---------- Data records ----------

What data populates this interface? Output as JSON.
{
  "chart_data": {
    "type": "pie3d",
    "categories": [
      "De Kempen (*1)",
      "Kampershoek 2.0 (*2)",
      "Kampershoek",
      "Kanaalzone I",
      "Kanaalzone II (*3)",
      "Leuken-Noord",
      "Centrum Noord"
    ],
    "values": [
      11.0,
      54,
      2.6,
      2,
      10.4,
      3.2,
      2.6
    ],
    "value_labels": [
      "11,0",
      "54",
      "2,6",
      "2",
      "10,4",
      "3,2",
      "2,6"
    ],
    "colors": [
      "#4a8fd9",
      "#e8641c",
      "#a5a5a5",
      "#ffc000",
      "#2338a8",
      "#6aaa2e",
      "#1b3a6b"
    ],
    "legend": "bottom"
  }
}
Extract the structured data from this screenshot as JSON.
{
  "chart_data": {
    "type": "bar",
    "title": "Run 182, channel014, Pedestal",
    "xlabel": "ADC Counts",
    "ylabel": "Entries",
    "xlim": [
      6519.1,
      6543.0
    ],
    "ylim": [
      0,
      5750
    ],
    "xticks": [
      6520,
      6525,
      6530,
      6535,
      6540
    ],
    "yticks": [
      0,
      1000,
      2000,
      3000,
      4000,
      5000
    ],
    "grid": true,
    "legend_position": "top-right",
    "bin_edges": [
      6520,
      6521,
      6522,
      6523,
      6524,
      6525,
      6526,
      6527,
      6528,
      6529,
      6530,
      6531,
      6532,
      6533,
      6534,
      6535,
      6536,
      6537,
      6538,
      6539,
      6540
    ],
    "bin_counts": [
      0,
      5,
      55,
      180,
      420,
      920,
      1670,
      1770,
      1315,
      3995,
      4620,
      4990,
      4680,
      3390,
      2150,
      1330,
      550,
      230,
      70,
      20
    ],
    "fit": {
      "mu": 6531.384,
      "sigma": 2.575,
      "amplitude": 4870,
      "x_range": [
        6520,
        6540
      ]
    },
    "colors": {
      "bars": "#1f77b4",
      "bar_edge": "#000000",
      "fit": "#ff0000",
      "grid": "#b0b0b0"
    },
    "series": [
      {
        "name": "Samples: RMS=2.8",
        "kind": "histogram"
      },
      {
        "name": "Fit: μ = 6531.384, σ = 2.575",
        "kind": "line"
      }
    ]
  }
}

----------

#### [Stated task]
Say how many lines in the records contain the string "name", and say nothing else.

#### [Response]
2